Extracted data entries:
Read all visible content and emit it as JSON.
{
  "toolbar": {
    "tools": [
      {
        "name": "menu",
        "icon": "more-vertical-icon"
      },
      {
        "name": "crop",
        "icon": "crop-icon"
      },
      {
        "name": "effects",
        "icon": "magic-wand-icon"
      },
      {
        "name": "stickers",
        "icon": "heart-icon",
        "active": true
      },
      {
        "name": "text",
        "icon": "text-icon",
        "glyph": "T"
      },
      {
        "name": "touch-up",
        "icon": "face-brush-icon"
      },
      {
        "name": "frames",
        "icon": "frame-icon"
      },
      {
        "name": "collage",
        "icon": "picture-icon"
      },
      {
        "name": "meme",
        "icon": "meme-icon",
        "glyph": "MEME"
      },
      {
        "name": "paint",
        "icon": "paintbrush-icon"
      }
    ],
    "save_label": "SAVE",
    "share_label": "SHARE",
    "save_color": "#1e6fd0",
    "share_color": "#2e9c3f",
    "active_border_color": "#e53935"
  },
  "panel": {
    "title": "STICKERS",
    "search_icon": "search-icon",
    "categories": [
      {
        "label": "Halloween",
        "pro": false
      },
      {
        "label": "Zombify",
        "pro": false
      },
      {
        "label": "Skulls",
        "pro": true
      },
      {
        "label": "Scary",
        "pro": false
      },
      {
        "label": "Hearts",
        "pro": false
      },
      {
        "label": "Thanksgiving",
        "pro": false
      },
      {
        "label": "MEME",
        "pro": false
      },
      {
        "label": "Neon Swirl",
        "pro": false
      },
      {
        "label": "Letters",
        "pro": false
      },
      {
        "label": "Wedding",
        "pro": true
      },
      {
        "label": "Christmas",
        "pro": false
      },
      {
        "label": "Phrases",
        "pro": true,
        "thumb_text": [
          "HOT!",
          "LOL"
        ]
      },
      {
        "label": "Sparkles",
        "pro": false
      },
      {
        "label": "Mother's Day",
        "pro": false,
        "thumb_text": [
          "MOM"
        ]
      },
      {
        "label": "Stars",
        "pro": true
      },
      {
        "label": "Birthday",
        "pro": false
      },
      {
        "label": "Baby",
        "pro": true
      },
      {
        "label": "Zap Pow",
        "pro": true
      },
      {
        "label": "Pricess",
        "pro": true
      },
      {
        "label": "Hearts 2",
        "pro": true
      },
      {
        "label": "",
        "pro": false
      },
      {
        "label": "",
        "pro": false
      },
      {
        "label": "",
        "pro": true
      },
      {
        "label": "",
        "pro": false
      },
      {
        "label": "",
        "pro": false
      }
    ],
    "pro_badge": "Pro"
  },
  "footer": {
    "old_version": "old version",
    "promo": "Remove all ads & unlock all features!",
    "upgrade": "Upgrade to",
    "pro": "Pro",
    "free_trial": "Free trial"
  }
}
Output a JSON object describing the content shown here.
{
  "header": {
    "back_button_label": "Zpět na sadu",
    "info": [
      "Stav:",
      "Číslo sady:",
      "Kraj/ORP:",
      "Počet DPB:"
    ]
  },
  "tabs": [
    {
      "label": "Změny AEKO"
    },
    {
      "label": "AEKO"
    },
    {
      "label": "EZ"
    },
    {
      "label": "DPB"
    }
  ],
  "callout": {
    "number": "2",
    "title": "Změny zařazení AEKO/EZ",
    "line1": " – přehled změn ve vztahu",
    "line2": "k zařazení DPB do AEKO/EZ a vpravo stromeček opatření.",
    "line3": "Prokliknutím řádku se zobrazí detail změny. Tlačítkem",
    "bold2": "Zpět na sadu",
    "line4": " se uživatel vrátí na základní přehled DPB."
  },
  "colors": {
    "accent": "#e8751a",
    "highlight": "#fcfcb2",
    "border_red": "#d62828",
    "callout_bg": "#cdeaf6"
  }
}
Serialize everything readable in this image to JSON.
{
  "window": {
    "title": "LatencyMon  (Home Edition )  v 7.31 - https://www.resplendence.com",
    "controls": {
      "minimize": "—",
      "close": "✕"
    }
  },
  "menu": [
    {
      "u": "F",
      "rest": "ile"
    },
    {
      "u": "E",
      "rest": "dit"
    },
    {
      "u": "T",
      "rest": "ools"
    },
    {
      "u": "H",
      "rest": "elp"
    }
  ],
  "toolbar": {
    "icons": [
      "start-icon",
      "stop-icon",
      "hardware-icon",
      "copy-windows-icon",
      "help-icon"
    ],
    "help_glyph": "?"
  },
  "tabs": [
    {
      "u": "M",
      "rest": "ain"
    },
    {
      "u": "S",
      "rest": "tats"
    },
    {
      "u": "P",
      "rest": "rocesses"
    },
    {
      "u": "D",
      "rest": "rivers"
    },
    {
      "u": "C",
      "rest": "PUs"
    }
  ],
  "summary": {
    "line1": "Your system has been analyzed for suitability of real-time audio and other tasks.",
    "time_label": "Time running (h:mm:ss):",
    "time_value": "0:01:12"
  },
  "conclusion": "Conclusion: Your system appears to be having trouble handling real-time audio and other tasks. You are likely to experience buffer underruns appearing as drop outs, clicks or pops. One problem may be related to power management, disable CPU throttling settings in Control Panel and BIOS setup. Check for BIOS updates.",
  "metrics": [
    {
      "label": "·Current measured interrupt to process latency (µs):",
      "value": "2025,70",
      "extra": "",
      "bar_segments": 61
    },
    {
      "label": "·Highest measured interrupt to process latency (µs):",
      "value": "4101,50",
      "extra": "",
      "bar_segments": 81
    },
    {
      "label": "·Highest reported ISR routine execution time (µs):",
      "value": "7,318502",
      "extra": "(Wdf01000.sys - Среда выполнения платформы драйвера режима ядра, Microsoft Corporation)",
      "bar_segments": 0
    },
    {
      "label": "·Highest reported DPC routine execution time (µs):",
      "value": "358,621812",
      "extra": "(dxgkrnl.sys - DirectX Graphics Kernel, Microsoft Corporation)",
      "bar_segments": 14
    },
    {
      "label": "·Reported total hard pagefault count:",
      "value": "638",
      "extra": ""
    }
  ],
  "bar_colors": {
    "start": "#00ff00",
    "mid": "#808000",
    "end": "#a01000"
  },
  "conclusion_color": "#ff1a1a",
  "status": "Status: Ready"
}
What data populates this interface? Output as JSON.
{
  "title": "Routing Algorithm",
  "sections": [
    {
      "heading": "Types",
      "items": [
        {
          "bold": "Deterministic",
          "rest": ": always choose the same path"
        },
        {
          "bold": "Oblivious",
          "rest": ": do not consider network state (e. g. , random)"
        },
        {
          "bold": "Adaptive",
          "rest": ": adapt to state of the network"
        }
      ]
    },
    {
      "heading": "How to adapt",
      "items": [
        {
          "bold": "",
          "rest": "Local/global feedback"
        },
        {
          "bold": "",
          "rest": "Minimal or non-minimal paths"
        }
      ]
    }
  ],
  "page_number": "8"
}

## PROMPT
All lines from the one containing "What data populates" through the final line of the listing above are to be reproduced exactly; include both and add nothing.

## EXERCISE RESULT
What data populates this interface? Output as JSON.
{
  "title": "Routing Algorithm",
  "sections": [
    {
      "heading": "Types",
      "items": [
        {
          "bold": "Deterministic",
          "rest": ": always choose the same path"
        },
        {
          "bold": "Oblivious",
          "rest": ": do not consider network state (e. g. , random)"
        },
        {
          "bold": "Adaptive",
          "rest": ": adapt to state of the network"
        }
      ]
    },
    {
      "heading": "How to adapt",
      "items": [
        {
          "bold": "",
          "rest": "Local/global feedback"
        },
        {
          "bold": "",
          "rest": "Minimal or non-minimal paths"
        }
      ]
    }
  ],
  "page_number": "8"
}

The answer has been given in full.